SET PROBLEM: Print out each entry below exactly, please.

BEGIN

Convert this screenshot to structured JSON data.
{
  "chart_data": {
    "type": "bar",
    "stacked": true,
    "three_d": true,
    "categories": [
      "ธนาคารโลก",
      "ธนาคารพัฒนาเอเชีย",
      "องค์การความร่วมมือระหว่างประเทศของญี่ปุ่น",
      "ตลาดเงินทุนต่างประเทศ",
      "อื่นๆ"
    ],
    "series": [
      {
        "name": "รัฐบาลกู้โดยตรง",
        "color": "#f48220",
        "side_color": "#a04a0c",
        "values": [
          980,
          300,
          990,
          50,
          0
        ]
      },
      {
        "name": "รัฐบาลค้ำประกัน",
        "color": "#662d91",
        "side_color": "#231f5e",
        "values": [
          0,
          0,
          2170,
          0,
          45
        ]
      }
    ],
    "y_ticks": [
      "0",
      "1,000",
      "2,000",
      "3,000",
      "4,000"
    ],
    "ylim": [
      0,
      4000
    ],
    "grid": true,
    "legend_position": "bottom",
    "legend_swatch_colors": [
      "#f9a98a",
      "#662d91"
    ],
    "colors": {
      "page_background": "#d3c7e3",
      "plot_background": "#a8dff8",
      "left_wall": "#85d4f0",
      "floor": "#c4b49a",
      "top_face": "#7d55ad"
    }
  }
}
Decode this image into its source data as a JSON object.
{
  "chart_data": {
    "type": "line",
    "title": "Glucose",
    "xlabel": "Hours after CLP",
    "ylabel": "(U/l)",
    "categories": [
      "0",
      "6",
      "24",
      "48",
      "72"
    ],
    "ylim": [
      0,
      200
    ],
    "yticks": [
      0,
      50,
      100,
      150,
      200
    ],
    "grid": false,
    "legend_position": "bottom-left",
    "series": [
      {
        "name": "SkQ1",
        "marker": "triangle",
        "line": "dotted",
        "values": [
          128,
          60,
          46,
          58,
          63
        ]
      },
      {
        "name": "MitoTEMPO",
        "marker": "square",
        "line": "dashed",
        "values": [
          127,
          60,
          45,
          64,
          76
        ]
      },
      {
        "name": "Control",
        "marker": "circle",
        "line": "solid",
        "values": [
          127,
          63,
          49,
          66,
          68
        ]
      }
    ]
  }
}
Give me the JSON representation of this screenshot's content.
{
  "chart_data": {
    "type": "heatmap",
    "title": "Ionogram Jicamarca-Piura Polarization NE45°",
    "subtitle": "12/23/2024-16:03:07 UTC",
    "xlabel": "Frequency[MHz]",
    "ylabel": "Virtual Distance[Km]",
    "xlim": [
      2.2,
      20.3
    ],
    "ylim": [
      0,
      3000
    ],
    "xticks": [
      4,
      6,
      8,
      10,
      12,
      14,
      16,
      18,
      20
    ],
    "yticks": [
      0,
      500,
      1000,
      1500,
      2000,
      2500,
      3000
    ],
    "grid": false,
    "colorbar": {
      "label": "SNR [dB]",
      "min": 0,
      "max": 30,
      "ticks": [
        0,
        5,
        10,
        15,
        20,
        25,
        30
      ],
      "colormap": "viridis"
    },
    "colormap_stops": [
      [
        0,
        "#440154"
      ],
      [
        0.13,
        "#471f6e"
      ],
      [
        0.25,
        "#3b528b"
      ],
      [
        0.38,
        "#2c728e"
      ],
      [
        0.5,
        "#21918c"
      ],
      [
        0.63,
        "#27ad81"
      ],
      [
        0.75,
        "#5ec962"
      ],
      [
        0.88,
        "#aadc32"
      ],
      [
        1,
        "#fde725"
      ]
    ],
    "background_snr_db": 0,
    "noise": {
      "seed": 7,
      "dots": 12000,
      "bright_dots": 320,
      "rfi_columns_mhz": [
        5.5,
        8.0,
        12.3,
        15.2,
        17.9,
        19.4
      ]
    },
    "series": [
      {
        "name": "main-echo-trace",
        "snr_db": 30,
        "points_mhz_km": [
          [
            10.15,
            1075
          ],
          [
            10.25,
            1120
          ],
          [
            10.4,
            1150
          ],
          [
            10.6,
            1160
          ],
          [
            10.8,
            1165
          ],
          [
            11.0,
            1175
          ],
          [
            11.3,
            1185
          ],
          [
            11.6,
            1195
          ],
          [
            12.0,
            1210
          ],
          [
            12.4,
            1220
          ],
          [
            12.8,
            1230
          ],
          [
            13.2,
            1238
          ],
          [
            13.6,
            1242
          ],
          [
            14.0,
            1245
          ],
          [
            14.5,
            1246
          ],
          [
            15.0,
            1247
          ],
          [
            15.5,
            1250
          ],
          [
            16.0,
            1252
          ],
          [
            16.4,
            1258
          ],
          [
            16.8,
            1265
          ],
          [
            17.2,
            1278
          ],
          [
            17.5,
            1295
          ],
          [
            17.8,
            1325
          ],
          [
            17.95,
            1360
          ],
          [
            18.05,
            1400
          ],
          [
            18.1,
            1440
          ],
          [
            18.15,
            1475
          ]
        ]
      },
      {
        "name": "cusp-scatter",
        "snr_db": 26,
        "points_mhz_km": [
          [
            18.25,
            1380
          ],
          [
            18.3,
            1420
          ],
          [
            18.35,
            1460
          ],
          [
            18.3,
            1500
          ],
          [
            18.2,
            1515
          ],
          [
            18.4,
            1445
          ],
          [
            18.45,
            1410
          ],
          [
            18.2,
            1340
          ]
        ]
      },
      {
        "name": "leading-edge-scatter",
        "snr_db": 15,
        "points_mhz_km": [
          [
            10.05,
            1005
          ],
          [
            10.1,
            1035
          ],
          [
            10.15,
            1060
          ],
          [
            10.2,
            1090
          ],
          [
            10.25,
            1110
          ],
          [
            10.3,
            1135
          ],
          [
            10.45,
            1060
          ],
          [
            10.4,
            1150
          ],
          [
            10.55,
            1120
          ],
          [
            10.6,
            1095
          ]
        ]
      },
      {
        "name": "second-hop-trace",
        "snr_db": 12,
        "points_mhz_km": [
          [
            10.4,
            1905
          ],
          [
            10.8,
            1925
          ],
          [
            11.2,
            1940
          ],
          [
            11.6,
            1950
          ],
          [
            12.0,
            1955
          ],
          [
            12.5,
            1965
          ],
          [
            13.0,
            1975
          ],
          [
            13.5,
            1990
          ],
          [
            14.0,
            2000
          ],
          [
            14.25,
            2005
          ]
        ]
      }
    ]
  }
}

END

ANSWER BELOW:
Convert this screenshot to structured JSON data.
{
  "chart_data": {
    "type": "bar",
    "stacked": true,
    "three_d": true,
    "categories": [
      "ธนาคารโลก",
      "ธนาคารพัฒนาเอเชีย",
      "องค์การความร่วมมือระหว่างประเทศของญี่ปุ่น",
      "ตลาดเงินทุนต่างประเทศ",
      "อื่นๆ"
    ],
    "series": [
      {
        "name": "รัฐบาลกู้โดยตรง",
        "color": "#f48220",
        "side_color": "#a04a0c",
        "values": [
          980,
          300,
          990,
          50,
          0
        ]
      },
      {
        "name": "รัฐบาลค้ำประกัน",
        "color": "#662d91",
        "side_color": "#231f5e",
        "values": [
          0,
          0,
          2170,
          0,
          45
        ]
      }
    ],
    "y_ticks": [
      "0",
      "1,000",
      "2,000",
      "3,000",
      "4,000"
    ],
    "ylim": [
      0,
      4000
    ],
    "grid": true,
    "legend_position": "bottom",
    "legend_swatch_colors": [
      "#f9a98a",
      "#662d91"
    ],
    "colors": {
      "page_background": "#d3c7e3",
      "plot_background": "#a8dff8",
      "left_wall": "#85d4f0",
      "floor": "#c4b49a",
      "top_face": "#7d55ad"
    }
  }
}
Decode this image into its source data as a JSON object.
{
  "chart_data": {
    "type": "line",
    "title": "Glucose",
    "xlabel": "Hours after CLP",
    "ylabel": "(U/l)",
    "categories": [
      "0",
      "6",
      "24",
      "48",
      "72"
    ],
    "ylim": [
      0,
      200
    ],
    "yticks": [
      0,
      50,
      100,
      150,
      200
    ],
    "grid": false,
    "legend_position": "bottom-left",
    "series": [
      {
        "name": "SkQ1",
        "marker": "triangle",
        "line": "dotted",
        "values": [
          128,
          60,
          46,
          58,
          63
        ]
      },
      {
        "name": "MitoTEMPO",
        "marker": "square",
        "line": "dashed",
        "values": [
          127,
          60,
          45,
          64,
          76
        ]
      },
      {
        "name": "Control",
        "marker": "circle",
        "line": "solid",
        "values": [
          127,
          63,
          49,
          66,
          68
        ]
      }
    ]
  }
}
Give me the JSON representation of this screenshot's content.
{
  "chart_data": {
    "type": "heatmap",
    "title": "Ionogram Jicamarca-Piura Polarization NE45°",
    "subtitle": "12/23/2024-16:03:07 UTC",
    "xlabel": "Frequency[MHz]",
    "ylabel": "Virtual Distance[Km]",
    "xlim": [
      2.2,
      20.3
    ],
    "ylim": [
      0,
      3000
    ],
    "xticks": [
      4,
      6,
      8,
      10,
      12,
      14,
      16,
      18,
      20
    ],
    "yticks": [
      0,
      500,
      1000,
      1500,
      2000,
      2500,
      3000
    ],
    "grid": false,
    "colorbar": {
      "label": "SNR [dB]",
      "min": 0,
      "max": 30,
      "ticks": [
        0,
        5,
        10,
        15,
        20,
        25,
        30
      ],
      "colormap": "viridis"
    },
    "colormap_stops": [
      [
        0,
        "#440154"
      ],
      [
        0.13,
        "#471f6e"
      ],
      [
        0.25,
        "#3b528b"
      ],
      [
        0.38,
        "#2c728e"
      ],
      [
        0.5,
        "#21918c"
      ],
      [
        0.63,
        "#27ad81"
      ],
      [
        0.75,
        "#5ec962"
      ],
      [
        0.88,
        "#aadc32"
      ],
      [
        1,
        "#fde725"
      ]
    ],
    "background_snr_db": 0,
    "noise": {
      "seed": 7,
      "dots": 12000,
      "bright_dots": 320,
      "rfi_columns_mhz": [
        5.5,
        8.0,
        12.3,
        15.2,
        17.9,
        19.4
      ]
    },
    "series": [
      {
        "name": "main-echo-trace",
        "snr_db": 30,
        "points_mhz_km": [
          [
            10.15,
            1075
          ],
          [
            10.25,
            1120
          ],
          [
            10.4,
            1150
          ],
          [
            10.6,
            1160
          ],
          [
            10.8,
            1165
          ],
          [
            11.0,
            1175
          ],
          [
            11.3,
            1185
          ],
          [
            11.6,
            1195
          ],
          [
            12.0,
            1210
          ],
          [
            12.4,
            1220
          ],
          [
            12.8,
            1230
          ],
          [
            13.2,
            1238
          ],
          [
            13.6,
            1242
          ],
          [
            14.0,
            1245
          ],
          [
            14.5,
            1246
          ],
          [
            15.0,
            1247
          ],
          [
            15.5,
            1250
          ],
          [
            16.0,
            1252
          ],
          [
            16.4,
            1258
          ],
          [
            16.8,
            1265
          ],
          [
            17.2,
            1278
          ],
          [
            17.5,
            1295
          ],
          [
            17.8,
            1325
          ],
          [
            17.95,
            1360
          ],
          [
            18.05,
            1400
          ],
          [
            18.1,
            1440
          ],
          [
            18.15,
            1475
          ]
        ]
      },
      {
        "name": "cusp-scatter",
        "snr_db": 26,
        "points_mhz_km": [
          [
            18.25,
            1380
          ],
          [
            18.3,
            1420
          ],
          [
            18.35,
            1460
          ],
          [
            18.3,
            1500
          ],
          [
            18.2,
            1515
          ],
          [
            18.4,
            1445
          ],
          [
            18.45,
            1410
          ],
          [
            18.2,
            1340
          ]
        ]
      },
      {
        "name": "leading-edge-scatter",
        "snr_db": 15,
        "points_mhz_km": [
          [
            10.05,
            1005
          ],
          [
            10.1,
            1035
          ],
          [
            10.15,
            1060
          ],
          [
            10.2,
            1090
          ],
          [
            10.25,
            1110
          ],
          [
            10.3,
            1135
          ],
          [
            10.45,
            1060
          ],
          [
            10.4,
            1150
          ],
          [
            10.55,
            1120
          ],
          [
            10.6,
            1095
          ]
        ]
      },
      {
        "name": "second-hop-trace",
        "snr_db": 12,
        "points_mhz_km": [
          [
            10.4,
            1905
          ],
          [
            10.8,
            1925
          ],
          [
            11.2,
            1940
          ],
          [
            11.6,
            1950
          ],
          [
            12.0,
            1955
          ],
          [
            12.5,
            1965
          ],
          [
            13.0,
            1975
          ],
          [
            13.5,
            1990
          ],
          [
            14.0,
            2000
          ],
          [
            14.25,
            2005
          ]
        ]
      }
    ]
  }
}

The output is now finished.